#### [Supplied data]
________________________________________
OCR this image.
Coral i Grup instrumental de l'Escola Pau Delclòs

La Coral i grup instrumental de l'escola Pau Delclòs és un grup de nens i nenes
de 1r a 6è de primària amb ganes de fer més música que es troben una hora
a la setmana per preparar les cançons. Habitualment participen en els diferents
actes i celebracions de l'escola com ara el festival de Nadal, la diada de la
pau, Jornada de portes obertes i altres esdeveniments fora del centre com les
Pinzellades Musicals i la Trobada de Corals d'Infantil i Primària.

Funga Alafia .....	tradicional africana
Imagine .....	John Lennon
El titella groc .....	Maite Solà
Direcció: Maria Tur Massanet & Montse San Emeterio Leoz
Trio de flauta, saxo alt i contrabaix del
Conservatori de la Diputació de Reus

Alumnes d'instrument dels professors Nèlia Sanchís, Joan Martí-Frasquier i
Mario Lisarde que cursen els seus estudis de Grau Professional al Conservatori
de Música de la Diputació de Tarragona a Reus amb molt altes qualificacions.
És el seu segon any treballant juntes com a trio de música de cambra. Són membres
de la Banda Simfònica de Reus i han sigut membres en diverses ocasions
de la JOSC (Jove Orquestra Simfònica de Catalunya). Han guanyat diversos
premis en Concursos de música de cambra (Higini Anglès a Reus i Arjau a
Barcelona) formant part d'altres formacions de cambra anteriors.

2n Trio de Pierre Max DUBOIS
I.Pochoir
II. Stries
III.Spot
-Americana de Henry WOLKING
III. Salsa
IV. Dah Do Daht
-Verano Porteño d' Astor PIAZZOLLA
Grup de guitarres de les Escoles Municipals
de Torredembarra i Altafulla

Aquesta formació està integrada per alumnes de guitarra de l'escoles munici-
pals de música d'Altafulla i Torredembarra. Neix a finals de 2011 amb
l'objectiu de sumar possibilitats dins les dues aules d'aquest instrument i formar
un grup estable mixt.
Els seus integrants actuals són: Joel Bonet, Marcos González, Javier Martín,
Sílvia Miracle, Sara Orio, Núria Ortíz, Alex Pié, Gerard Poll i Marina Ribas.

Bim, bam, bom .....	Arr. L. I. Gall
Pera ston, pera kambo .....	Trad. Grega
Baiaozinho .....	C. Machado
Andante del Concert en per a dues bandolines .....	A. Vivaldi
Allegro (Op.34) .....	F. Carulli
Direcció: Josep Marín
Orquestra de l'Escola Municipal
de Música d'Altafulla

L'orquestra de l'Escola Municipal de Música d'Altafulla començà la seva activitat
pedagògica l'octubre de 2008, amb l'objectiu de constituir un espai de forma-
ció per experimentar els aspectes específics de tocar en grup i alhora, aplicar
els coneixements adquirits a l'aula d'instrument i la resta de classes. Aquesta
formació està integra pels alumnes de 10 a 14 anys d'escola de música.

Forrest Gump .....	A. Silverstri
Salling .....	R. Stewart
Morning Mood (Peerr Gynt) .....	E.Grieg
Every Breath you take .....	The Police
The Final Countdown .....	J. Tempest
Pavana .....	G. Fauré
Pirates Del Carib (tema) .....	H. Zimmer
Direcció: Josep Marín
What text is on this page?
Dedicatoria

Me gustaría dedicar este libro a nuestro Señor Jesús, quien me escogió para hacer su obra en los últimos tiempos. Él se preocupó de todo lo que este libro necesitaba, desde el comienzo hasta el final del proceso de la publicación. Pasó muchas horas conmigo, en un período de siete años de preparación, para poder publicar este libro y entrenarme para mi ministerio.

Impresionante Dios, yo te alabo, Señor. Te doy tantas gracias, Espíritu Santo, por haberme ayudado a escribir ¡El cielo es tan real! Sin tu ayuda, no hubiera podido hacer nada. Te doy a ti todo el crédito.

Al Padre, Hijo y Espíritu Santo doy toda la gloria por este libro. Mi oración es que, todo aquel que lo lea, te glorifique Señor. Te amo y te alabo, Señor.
________________________________________
#### [Goal]
Repeat every record exactly as written, please.

#### [Solution to this exercise]
OCR this image.
Coral i Grup instrumental de l'Escola Pau Delclòs

La Coral i grup instrumental de l'escola Pau Delclòs és un grup de nens i nenes
de 1r a 6è de primària amb ganes de fer més música que es troben una hora
a la setmana per preparar les cançons. Habitualment participen en els diferents
actes i celebracions de l'escola com ara el festival de Nadal, la diada de la
pau, Jornada de portes obertes i altres esdeveniments fora del centre com les
Pinzellades Musicals i la Trobada de Corals d'Infantil i Primària.

Funga Alafia .....	tradicional africana
Imagine .....	John Lennon
El titella groc .....	Maite Solà
Direcció: Maria Tur Massanet & Montse San Emeterio Leoz
Trio de flauta, saxo alt i contrabaix del
Conservatori de la Diputació de Reus

Alumnes d'instrument dels professors Nèlia Sanchís, Joan Martí-Frasquier i
Mario Lisarde que cursen els seus estudis de Grau Professional al Conservatori
de Música de la Diputació de Tarragona a Reus amb molt altes qualificacions.
És el seu segon any treballant juntes com a trio de música de cambra. Són membres
de la Banda Simfònica de Reus i han sigut membres en diverses ocasions
de la JOSC (Jove Orquestra Simfònica de Catalunya). Han guanyat diversos
premis en Concursos de música de cambra (Higini Anglès a Reus i Arjau a
Barcelona) formant part d'altres formacions de cambra anteriors.

2n Trio de Pierre Max DUBOIS
I.Pochoir
II. Stries
III.Spot
-Americana de Henry WOLKING
III. Salsa
IV. Dah Do Daht
-Verano Porteño d' Astor PIAZZOLLA
Grup de guitarres de les Escoles Municipals
de Torredembarra i Altafulla

Aquesta formació està integrada per alumnes de guitarra de l'escoles munici-
pals de música d'Altafulla i Torredembarra. Neix a finals de 2011 amb
l'objectiu de sumar possibilitats dins les dues aules d'aquest instrument i formar
un grup estable mixt.
Els seus integrants actuals són: Joel Bonet, Marcos González, Javier Martín,
Sílvia Miracle, Sara Orio, Núria Ortíz, Alex Pié, Gerard Poll i Marina Ribas.

Bim, bam, bom .....	Arr. L. I. Gall
Pera ston, pera kambo .....	Trad. Grega
Baiaozinho .....	C. Machado
Andante del Concert en per a dues bandolines .....	A. Vivaldi
Allegro (Op.34) .....	F. Carulli
Direcció: Josep Marín
Orquestra de l'Escola Municipal
de Música d'Altafulla

L'orquestra de l'Escola Municipal de Música d'Altafulla començà la seva activitat
pedagògica l'octubre de 2008, amb l'objectiu de constituir un espai de forma-
ció per experimentar els aspectes específics de tocar en grup i alhora, aplicar
els coneixements adquirits a l'aula d'instrument i la resta de classes. Aquesta
formació està integra pels alumnes de 10 a 14 anys d'escola de música.

Forrest Gump .....	A. Silverstri
Salling .....	R. Stewart
Morning Mood (Peerr Gynt) .....	E.Grieg
Every Breath you take .....	The Police
The Final Countdown .....	J. Tempest
Pavana .....	G. Fauré
Pirates Del Carib (tema) .....	H. Zimmer
Direcció: Josep Marín
What text is on this page?
Dedicatoria

Me gustaría dedicar este libro a nuestro Señor Jesús, quien me escogió para hacer su obra en los últimos tiempos. Él se preocupó de todo lo que este libro necesitaba, desde el comienzo hasta el final del proceso de la publicación. Pasó muchas horas conmigo, en un período de siete años de preparación, para poder publicar este libro y entrenarme para mi ministerio.

Impresionante Dios, yo te alabo, Señor. Te doy tantas gracias, Espíritu Santo, por haberme ayudado a escribir ¡El cielo es tan real! Sin tu ayuda, no hubiera podido hacer nada. Te doy a ti todo el crédito.

Al Padre, Hijo y Espíritu Santo doy toda la gloria por este libro. Mi oración es que, todo aquel que lo lea, te glorifique Señor. Te amo y te alabo, Señor.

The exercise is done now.